Supplied data:
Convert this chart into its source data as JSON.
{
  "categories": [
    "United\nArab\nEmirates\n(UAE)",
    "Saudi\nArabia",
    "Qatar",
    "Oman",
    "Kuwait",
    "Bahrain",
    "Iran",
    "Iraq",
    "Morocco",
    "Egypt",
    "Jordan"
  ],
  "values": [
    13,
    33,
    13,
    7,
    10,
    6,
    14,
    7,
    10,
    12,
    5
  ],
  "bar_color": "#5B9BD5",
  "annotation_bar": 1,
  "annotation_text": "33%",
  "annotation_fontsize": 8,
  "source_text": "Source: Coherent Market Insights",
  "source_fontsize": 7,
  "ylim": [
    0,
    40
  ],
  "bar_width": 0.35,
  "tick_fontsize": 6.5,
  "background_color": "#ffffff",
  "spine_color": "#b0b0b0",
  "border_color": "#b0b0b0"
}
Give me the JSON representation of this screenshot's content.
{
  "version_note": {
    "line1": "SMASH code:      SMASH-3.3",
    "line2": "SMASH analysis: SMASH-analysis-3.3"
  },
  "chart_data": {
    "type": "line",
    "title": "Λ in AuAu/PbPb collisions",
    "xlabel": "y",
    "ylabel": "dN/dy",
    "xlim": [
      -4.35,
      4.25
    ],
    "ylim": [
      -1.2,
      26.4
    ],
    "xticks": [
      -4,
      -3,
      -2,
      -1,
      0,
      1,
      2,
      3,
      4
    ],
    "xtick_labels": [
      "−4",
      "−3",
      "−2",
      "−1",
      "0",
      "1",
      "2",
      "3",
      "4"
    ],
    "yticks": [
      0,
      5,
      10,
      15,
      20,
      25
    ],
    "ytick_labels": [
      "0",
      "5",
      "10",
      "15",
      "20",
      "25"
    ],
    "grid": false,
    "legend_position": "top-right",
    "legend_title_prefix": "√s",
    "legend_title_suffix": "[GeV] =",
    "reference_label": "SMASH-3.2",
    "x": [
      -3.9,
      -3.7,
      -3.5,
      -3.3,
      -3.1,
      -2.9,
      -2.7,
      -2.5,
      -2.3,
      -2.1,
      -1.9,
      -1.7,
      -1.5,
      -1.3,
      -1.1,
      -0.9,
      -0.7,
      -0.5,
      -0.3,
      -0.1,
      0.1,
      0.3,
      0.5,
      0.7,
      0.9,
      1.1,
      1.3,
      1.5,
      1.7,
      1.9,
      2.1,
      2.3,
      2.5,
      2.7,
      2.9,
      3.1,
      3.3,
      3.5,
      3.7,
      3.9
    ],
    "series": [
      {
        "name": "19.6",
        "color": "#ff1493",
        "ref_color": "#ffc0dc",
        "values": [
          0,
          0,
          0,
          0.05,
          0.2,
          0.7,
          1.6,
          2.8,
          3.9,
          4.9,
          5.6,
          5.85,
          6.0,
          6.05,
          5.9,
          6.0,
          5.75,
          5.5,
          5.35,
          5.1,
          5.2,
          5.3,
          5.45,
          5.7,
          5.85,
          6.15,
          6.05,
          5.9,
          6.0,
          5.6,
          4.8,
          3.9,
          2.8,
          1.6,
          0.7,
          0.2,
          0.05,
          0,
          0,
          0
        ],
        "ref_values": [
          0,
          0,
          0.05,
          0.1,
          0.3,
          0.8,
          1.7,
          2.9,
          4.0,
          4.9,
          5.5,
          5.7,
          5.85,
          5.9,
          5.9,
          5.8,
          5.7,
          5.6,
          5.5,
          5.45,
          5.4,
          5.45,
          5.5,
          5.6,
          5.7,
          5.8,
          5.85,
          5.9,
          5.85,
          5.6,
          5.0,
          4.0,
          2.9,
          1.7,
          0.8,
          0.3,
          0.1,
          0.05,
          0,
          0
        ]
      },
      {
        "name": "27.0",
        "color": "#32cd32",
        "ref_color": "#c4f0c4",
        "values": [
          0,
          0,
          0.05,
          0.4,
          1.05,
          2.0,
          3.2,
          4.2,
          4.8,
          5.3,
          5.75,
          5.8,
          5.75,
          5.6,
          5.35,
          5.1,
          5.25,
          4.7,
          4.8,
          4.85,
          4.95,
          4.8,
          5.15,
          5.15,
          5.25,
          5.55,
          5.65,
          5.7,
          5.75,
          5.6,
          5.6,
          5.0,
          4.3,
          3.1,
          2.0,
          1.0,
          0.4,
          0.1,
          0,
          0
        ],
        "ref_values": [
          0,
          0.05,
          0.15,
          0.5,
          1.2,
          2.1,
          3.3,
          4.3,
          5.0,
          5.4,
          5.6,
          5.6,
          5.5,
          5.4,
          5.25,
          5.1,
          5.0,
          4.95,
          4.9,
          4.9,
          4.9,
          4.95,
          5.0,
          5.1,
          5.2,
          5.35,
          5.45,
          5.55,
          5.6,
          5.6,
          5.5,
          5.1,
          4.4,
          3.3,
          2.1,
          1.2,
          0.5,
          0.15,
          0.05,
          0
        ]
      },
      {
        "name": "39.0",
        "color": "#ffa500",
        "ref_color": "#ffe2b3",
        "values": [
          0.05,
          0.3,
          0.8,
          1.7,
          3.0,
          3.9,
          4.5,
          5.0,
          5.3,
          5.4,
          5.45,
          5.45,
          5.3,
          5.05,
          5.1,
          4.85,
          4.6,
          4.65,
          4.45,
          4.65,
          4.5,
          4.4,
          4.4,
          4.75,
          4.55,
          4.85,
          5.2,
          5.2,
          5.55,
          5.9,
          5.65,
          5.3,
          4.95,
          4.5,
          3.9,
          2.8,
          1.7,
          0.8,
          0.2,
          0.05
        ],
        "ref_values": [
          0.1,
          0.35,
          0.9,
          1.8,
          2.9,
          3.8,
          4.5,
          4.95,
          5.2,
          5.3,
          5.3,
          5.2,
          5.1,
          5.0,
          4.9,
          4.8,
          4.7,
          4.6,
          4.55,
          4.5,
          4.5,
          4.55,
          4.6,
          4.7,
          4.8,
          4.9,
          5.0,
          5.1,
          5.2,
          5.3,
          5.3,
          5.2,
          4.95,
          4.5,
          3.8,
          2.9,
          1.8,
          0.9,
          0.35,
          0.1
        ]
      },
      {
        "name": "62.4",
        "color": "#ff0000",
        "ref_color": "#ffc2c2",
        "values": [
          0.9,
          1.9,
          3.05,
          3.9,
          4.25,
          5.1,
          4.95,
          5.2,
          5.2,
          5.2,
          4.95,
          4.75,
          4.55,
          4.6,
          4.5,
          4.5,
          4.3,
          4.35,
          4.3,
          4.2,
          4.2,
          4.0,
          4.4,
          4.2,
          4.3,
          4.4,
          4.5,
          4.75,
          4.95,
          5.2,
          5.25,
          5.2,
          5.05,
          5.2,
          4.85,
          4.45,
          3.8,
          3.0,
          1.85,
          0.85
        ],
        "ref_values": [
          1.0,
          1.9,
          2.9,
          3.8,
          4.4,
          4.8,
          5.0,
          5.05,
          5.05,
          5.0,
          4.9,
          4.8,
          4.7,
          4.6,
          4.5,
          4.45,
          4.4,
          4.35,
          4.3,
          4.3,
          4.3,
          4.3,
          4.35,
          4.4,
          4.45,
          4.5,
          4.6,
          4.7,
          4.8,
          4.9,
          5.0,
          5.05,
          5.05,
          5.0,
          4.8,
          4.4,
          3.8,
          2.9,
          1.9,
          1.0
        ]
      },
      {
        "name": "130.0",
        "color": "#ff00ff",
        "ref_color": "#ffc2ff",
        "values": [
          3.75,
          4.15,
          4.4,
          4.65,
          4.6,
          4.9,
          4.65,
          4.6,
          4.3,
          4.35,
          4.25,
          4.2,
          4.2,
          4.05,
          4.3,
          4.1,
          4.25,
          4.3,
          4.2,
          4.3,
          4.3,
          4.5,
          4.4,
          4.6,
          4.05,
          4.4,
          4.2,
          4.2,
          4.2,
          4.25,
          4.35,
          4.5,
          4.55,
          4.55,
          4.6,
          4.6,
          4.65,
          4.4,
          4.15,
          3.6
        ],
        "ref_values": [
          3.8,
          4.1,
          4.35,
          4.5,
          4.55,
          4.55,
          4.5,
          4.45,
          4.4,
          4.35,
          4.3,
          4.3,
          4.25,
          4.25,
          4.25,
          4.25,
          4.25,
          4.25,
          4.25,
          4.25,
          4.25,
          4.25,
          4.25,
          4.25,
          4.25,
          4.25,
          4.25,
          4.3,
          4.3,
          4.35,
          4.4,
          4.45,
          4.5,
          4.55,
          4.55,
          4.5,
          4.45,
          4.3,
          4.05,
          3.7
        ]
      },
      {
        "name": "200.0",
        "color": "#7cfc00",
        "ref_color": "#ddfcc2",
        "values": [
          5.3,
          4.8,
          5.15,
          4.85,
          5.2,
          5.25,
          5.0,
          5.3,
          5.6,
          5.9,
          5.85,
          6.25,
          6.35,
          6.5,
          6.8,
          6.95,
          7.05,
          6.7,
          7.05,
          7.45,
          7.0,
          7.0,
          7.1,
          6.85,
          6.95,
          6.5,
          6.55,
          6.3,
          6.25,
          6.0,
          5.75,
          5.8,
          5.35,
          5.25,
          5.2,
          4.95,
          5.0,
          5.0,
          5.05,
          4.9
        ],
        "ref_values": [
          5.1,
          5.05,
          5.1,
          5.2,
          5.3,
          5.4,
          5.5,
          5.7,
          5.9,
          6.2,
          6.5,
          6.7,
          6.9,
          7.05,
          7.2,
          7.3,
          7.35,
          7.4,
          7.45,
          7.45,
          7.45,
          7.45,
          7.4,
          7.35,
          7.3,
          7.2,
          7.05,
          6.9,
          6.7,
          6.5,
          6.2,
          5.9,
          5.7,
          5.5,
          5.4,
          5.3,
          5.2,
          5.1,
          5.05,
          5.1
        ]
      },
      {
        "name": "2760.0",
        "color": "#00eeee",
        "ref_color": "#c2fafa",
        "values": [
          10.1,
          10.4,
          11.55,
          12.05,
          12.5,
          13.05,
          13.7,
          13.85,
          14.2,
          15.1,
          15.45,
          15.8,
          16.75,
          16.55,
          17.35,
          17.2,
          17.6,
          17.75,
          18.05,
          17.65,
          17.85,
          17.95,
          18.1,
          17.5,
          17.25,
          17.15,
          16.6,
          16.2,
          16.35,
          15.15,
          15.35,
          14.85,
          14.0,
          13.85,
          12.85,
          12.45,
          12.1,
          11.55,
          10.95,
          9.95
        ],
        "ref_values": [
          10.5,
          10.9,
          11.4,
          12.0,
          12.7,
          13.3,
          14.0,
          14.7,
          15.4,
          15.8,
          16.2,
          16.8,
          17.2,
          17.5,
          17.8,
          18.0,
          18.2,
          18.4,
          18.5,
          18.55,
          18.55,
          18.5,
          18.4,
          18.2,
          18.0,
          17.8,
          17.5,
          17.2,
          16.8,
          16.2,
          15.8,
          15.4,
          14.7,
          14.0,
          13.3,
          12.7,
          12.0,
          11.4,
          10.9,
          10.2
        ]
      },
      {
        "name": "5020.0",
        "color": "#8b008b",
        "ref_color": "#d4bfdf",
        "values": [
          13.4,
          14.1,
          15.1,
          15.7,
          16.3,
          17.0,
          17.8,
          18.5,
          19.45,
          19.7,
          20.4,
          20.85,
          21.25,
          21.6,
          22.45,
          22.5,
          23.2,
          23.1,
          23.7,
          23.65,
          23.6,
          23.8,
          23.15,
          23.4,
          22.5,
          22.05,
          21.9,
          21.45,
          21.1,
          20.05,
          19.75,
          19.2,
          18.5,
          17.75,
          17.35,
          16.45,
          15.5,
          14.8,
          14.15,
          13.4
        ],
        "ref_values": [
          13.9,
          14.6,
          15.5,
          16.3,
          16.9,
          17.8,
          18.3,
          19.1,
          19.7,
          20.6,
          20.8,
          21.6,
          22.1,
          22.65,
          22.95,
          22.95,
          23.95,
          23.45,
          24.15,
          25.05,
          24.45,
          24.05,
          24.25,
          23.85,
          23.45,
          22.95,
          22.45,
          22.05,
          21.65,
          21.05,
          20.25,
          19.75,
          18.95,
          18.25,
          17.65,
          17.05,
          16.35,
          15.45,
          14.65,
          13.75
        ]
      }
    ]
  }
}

Aim of the task: State only how many lines in the material include "JSON".

Answer to this exercise: 2